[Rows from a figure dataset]
----------------
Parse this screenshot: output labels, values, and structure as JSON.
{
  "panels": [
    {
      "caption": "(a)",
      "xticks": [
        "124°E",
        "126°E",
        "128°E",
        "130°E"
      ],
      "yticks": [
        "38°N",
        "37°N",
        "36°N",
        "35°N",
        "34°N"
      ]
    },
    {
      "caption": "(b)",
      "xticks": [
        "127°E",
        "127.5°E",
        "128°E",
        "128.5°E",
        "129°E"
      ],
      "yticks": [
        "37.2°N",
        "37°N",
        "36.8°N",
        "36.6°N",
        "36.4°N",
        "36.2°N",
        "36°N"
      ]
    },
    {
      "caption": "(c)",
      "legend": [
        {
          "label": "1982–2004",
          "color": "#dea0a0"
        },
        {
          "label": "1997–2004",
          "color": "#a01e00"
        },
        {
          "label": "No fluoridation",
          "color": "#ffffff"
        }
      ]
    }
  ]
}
----------------
## [What the exercise asks]
Return every entry exactly as given.

## [Solution for this task]
Parse this screenshot: output labels, values, and structure as JSON.
{
  "panels": [
    {
      "caption": "(a)",
      "xticks": [
        "124°E",
        "126°E",
        "128°E",
        "130°E"
      ],
      "yticks": [
        "38°N",
        "37°N",
        "36°N",
        "35°N",
        "34°N"
      ]
    },
    {
      "caption": "(b)",
      "xticks": [
        "127°E",
        "127.5°E",
        "128°E",
        "128.5°E",
        "129°E"
      ],
      "yticks": [
        "37.2°N",
        "37°N",
        "36.8°N",
        "36.6°N",
        "36.4°N",
        "36.2°N",
        "36°N"
      ]
    },
    {
      "caption": "(c)",
      "legend": [
        {
          "label": "1982–2004",
          "color": "#dea0a0"
        },
        {
          "label": "1997–2004",
          "color": "#a01e00"
        },
        {
          "label": "No fluoridation",
          "color": "#ffffff"
        }
      ]
    }
  ]
}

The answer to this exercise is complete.